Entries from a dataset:
## START

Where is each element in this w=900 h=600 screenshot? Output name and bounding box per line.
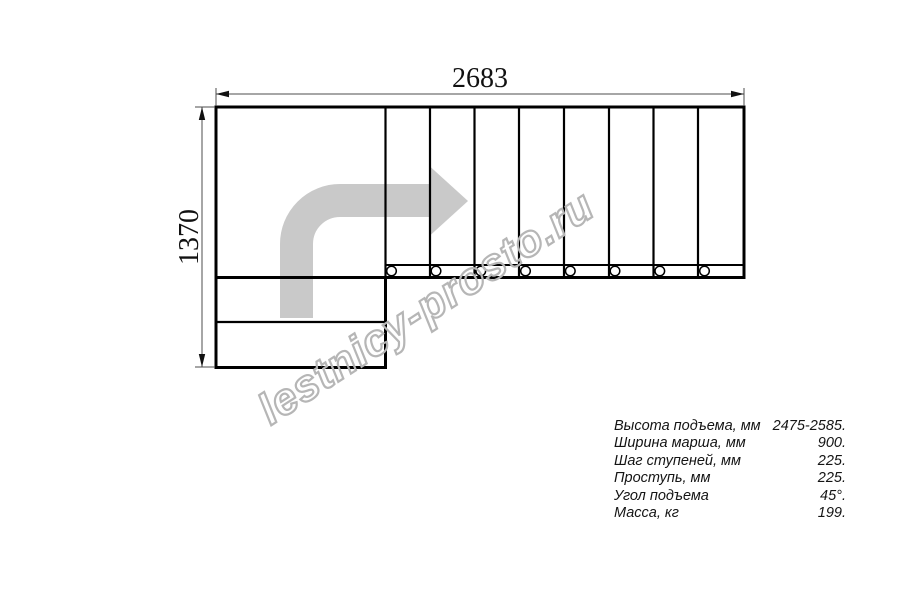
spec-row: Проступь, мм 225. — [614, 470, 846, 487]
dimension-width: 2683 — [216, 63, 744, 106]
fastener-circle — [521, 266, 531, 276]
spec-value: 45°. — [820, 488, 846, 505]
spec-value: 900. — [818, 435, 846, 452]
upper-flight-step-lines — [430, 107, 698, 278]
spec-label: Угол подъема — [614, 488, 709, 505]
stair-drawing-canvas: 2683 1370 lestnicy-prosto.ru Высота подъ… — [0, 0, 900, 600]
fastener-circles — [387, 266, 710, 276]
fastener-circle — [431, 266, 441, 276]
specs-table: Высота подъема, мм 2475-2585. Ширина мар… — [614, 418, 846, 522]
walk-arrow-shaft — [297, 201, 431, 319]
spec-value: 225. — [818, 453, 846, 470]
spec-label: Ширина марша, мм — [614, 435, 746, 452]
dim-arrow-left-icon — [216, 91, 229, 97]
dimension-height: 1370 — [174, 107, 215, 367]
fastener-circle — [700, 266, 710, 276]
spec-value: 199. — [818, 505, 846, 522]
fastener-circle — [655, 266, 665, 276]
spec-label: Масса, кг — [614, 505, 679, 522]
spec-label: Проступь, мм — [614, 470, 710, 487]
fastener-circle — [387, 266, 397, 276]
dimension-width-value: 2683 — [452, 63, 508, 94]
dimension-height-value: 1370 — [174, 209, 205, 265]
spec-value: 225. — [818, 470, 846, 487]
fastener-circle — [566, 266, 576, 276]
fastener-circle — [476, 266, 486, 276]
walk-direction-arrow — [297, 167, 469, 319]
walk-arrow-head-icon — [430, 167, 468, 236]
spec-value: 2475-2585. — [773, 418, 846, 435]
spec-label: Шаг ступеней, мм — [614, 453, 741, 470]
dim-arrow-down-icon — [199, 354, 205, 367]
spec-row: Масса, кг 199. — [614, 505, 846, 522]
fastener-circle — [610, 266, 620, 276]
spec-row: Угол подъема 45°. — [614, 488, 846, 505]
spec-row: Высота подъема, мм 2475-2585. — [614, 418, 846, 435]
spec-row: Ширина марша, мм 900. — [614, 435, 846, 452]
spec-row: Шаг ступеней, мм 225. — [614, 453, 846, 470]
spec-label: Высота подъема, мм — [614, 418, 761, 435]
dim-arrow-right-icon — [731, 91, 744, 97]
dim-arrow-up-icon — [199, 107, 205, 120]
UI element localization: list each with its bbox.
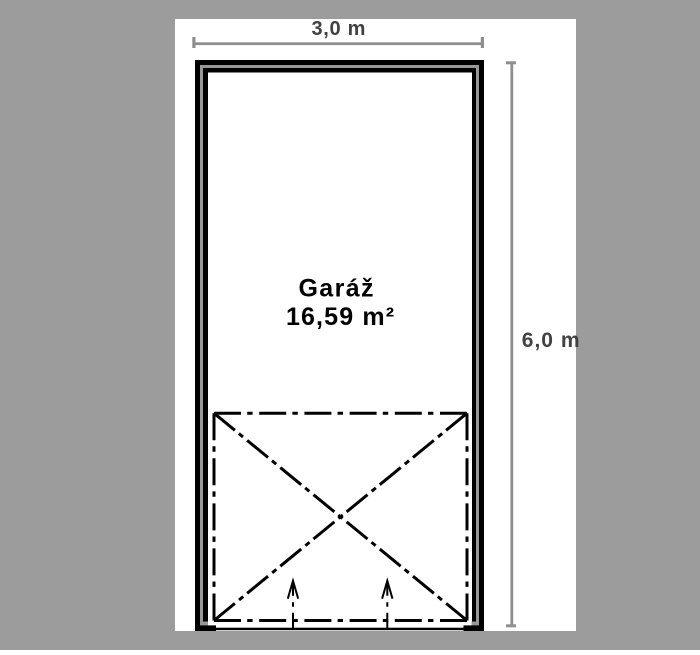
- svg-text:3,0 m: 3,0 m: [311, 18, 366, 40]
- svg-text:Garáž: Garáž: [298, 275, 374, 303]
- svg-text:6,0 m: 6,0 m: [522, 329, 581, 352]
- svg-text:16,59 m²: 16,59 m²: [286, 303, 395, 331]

## END

**PROBLEM DESCRIPTION:** Rewrite the records, changing every "spec-label" to "spec-name" and leaving everything else as it is. Leave the pictures out.

**RESPONSE TO THE TASK:**
Where is each element in this w=900 h=600 screenshot? Output name and bounding box per line.
spec-row: Проступь, мм 225. — [614, 470, 846, 487]
dimension-width: 2683 — [216, 63, 744, 106]
fastener-circle — [521, 266, 531, 276]
spec-value: 45°. — [820, 488, 846, 505]
spec-value: 900. — [818, 435, 846, 452]
upper-flight-step-lines — [430, 107, 698, 278]
spec-name: Угол подъема — [614, 488, 709, 505]
stair-drawing-canvas: 2683 1370 lestnicy-prosto.ru Высота подъ… — [0, 0, 900, 600]
fastener-circles — [387, 266, 710, 276]
fastener-circle — [431, 266, 441, 276]
specs-table: Высота подъема, мм 2475-2585. Ширина мар… — [614, 418, 846, 522]
walk-arrow-shaft — [297, 201, 431, 319]
spec-value: 225. — [818, 453, 846, 470]
spec-name: Ширина марша, мм — [614, 435, 746, 452]
dim-arrow-left-icon — [216, 91, 229, 97]
dimension-height: 1370 — [174, 107, 215, 367]
fastener-circle — [700, 266, 710, 276]
spec-value: 199. — [818, 505, 846, 522]
fastener-circle — [655, 266, 665, 276]
spec-name: Масса, кг — [614, 505, 679, 522]
spec-name: Проступь, мм — [614, 470, 710, 487]
fastener-circle — [387, 266, 397, 276]
dimension-width-value: 2683 — [452, 63, 508, 94]
dimension-height-value: 1370 — [174, 209, 205, 265]
spec-value: 225. — [818, 470, 846, 487]
fastener-circle — [566, 266, 576, 276]
fastener-circle — [476, 266, 486, 276]
walk-direction-arrow — [297, 167, 469, 319]
walk-arrow-head-icon — [430, 167, 468, 236]
spec-value: 2475-2585. — [773, 418, 846, 435]
spec-name: Шаг ступеней, мм — [614, 453, 741, 470]
dim-arrow-down-icon — [199, 354, 205, 367]
spec-row: Масса, кг 199. — [614, 505, 846, 522]
fastener-circle — [610, 266, 620, 276]
spec-row: Угол подъема 45°. — [614, 488, 846, 505]
spec-row: Высота подъема, мм 2475-2585. — [614, 418, 846, 435]
spec-row: Ширина марша, мм 900. — [614, 435, 846, 452]
spec-row: Шаг ступеней, мм 225. — [614, 453, 846, 470]
spec-name: Высота подъема, мм — [614, 418, 761, 435]
dim-arrow-right-icon — [731, 91, 744, 97]
dim-arrow-up-icon — [199, 107, 205, 120]
UI element localization: list each with its bbox.
- svg-text:3,0 m: 3,0 m: [311, 18, 366, 40]
- svg-text:Garáž: Garáž: [298, 275, 374, 303]
- svg-text:6,0 m: 6,0 m: [522, 329, 581, 352]
- svg-text:16,59 m²: 16,59 m²: [286, 303, 395, 331]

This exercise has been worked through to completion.